### GIVEN PROBLEM
All of the data below must be repeated exactly.

### RECORDS

——

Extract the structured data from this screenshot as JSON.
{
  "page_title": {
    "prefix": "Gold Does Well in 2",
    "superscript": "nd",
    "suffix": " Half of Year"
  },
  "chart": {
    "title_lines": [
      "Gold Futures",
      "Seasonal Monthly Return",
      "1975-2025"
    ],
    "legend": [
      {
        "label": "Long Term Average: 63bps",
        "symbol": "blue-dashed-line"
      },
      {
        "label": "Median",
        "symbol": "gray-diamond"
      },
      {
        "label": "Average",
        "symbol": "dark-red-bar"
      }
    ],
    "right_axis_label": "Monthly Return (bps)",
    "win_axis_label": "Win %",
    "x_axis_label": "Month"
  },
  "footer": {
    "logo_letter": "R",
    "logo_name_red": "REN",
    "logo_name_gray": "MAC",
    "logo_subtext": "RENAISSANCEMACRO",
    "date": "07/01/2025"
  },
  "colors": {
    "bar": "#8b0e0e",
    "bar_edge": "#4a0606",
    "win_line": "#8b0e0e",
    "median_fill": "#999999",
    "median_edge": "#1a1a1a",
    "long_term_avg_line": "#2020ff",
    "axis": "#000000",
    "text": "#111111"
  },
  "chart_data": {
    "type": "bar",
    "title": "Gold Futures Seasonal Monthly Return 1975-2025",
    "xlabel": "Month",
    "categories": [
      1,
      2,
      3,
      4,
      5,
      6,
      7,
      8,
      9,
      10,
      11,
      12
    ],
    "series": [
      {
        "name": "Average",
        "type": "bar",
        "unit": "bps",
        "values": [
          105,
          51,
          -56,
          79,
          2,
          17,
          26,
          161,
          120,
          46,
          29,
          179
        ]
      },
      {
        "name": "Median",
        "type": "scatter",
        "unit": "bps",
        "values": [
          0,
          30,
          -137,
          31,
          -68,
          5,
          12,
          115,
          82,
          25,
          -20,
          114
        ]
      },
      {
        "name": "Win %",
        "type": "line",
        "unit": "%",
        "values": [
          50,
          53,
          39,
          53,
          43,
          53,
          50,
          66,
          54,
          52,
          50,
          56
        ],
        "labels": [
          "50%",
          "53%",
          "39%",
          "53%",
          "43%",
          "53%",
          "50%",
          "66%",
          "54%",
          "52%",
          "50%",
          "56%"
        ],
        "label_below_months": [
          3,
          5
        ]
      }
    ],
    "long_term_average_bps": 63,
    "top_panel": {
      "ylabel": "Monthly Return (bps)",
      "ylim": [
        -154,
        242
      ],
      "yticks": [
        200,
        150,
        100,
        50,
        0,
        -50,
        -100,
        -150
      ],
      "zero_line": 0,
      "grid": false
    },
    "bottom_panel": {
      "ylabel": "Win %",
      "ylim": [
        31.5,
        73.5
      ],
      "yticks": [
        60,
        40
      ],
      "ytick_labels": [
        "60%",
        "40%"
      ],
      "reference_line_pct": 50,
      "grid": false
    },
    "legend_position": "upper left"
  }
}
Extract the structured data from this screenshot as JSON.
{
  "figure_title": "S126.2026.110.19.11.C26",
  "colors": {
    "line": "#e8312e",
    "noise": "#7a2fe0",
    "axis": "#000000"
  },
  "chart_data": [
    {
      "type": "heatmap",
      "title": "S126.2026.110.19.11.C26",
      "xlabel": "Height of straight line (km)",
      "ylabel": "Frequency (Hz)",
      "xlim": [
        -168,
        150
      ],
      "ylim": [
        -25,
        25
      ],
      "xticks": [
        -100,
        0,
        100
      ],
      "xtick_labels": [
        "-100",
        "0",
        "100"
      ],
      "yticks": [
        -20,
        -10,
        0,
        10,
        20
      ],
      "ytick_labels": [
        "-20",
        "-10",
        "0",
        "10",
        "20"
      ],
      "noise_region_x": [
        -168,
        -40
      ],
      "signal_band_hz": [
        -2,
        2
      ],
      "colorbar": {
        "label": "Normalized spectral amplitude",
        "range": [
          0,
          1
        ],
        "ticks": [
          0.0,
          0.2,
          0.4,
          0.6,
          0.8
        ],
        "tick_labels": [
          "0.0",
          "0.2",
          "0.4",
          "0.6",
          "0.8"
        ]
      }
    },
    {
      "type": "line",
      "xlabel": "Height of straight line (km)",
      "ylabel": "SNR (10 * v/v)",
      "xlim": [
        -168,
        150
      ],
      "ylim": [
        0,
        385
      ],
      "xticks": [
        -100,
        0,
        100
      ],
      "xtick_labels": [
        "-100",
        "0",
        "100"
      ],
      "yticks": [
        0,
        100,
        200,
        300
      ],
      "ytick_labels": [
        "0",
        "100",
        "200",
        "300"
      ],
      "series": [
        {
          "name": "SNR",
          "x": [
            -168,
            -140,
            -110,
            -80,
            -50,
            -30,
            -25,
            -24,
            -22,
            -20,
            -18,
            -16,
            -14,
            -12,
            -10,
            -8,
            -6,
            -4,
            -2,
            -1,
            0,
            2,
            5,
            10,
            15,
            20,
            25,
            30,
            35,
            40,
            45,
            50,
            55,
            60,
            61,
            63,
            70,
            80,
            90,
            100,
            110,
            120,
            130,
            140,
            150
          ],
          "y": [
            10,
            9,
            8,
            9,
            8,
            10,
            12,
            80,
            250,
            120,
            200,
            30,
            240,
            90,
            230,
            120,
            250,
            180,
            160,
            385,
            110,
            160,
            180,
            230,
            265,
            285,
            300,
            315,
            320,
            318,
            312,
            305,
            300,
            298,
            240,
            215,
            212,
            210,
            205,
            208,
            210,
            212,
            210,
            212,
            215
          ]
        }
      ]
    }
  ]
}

——

### FULL SOLUTION
Extract the structured data from this screenshot as JSON.
{
  "page_title": {
    "prefix": "Gold Does Well in 2",
    "superscript": "nd",
    "suffix": " Half of Year"
  },
  "chart": {
    "title_lines": [
      "Gold Futures",
      "Seasonal Monthly Return",
      "1975-2025"
    ],
    "legend": [
      {
        "label": "Long Term Average: 63bps",
        "symbol": "blue-dashed-line"
      },
      {
        "label": "Median",
        "symbol": "gray-diamond"
      },
      {
        "label": "Average",
        "symbol": "dark-red-bar"
      }
    ],
    "right_axis_label": "Monthly Return (bps)",
    "win_axis_label": "Win %",
    "x_axis_label": "Month"
  },
  "footer": {
    "logo_letter": "R",
    "logo_name_red": "REN",
    "logo_name_gray": "MAC",
    "logo_subtext": "RENAISSANCEMACRO",
    "date": "07/01/2025"
  },
  "colors": {
    "bar": "#8b0e0e",
    "bar_edge": "#4a0606",
    "win_line": "#8b0e0e",
    "median_fill": "#999999",
    "median_edge": "#1a1a1a",
    "long_term_avg_line": "#2020ff",
    "axis": "#000000",
    "text": "#111111"
  },
  "chart_data": {
    "type": "bar",
    "title": "Gold Futures Seasonal Monthly Return 1975-2025",
    "xlabel": "Month",
    "categories": [
      1,
      2,
      3,
      4,
      5,
      6,
      7,
      8,
      9,
      10,
      11,
      12
    ],
    "series": [
      {
        "name": "Average",
        "type": "bar",
        "unit": "bps",
        "values": [
          105,
          51,
          -56,
          79,
          2,
          17,
          26,
          161,
          120,
          46,
          29,
          179
        ]
      },
      {
        "name": "Median",
        "type": "scatter",
        "unit": "bps",
        "values": [
          0,
          30,
          -137,
          31,
          -68,
          5,
          12,
          115,
          82,
          25,
          -20,
          114
        ]
      },
      {
        "name": "Win %",
        "type": "line",
        "unit": "%",
        "values": [
          50,
          53,
          39,
          53,
          43,
          53,
          50,
          66,
          54,
          52,
          50,
          56
        ],
        "labels": [
          "50%",
          "53%",
          "39%",
          "53%",
          "43%",
          "53%",
          "50%",
          "66%",
          "54%",
          "52%",
          "50%",
          "56%"
        ],
        "label_below_months": [
          3,
          5
        ]
      }
    ],
    "long_term_average_bps": 63,
    "top_panel": {
      "ylabel": "Monthly Return (bps)",
      "ylim": [
        -154,
        242
      ],
      "yticks": [
        200,
        150,
        100,
        50,
        0,
        -50,
        -100,
        -150
      ],
      "zero_line": 0,
      "grid": false
    },
    "bottom_panel": {
      "ylabel": "Win %",
      "ylim": [
        31.5,
        73.5
      ],
      "yticks": [
        60,
        40
      ],
      "ytick_labels": [
        "60%",
        "40%"
      ],
      "reference_line_pct": 50,
      "grid": false
    },
    "legend_position": "upper left"
  }
}
Extract the structured data from this screenshot as JSON.
{
  "figure_title": "S126.2026.110.19.11.C26",
  "colors": {
    "line": "#e8312e",
    "noise": "#7a2fe0",
    "axis": "#000000"
  },
  "chart_data": [
    {
      "type": "heatmap",
      "title": "S126.2026.110.19.11.C26",
      "xlabel": "Height of straight line (km)",
      "ylabel": "Frequency (Hz)",
      "xlim": [
        -168,
        150
      ],
      "ylim": [
        -25,
        25
      ],
      "xticks": [
        -100,
        0,
        100
      ],
      "xtick_labels": [
        "-100",
        "0",
        "100"
      ],
      "yticks": [
        -20,
        -10,
        0,
        10,
        20
      ],
      "ytick_labels": [
        "-20",
        "-10",
        "0",
        "10",
        "20"
      ],
      "noise_region_x": [
        -168,
        -40
      ],
      "signal_band_hz": [
        -2,
        2
      ],
      "colorbar": {
        "label": "Normalized spectral amplitude",
        "range": [
          0,
          1
        ],
        "ticks": [
          0.0,
          0.2,
          0.4,
          0.6,
          0.8
        ],
        "tick_labels": [
          "0.0",
          "0.2",
          "0.4",
          "0.6",
          "0.8"
        ]
      }
    },
    {
      "type": "line",
      "xlabel": "Height of straight line (km)",
      "ylabel": "SNR (10 * v/v)",
      "xlim": [
        -168,
        150
      ],
      "ylim": [
        0,
        385
      ],
      "xticks": [
        -100,
        0,
        100
      ],
      "xtick_labels": [
        "-100",
        "0",
        "100"
      ],
      "yticks": [
        0,
        100,
        200,
        300
      ],
      "ytick_labels": [
        "0",
        "100",
        "200",
        "300"
      ],
      "series": [
        {
          "name": "SNR",
          "x": [
            -168,
            -140,
            -110,
            -80,
            -50,
            -30,
            -25,
            -24,
            -22,
            -20,
            -18,
            -16,
            -14,
            -12,
            -10,
            -8,
            -6,
            -4,
            -2,
            -1,
            0,
            2,
            5,
            10,
            15,
            20,
            25,
            30,
            35,
            40,
            45,
            50,
            55,
            60,
            61,
            63,
            70,
            80,
            90,
            100,
            110,
            120,
            130,
            140,
            150
          ],
          "y": [
            10,
            9,
            8,
            9,
            8,
            10,
            12,
            80,
            250,
            120,
            200,
            30,
            240,
            90,
            230,
            120,
            250,
            180,
            160,
            385,
            110,
            160,
            180,
            230,
            265,
            285,
            300,
            315,
            320,
            318,
            312,
            305,
            300,
            298,
            240,
            215,
            212,
            210,
            205,
            208,
            210,
            212,
            210,
            212,
            215
          ]
        }
      ]
    }
  ]
}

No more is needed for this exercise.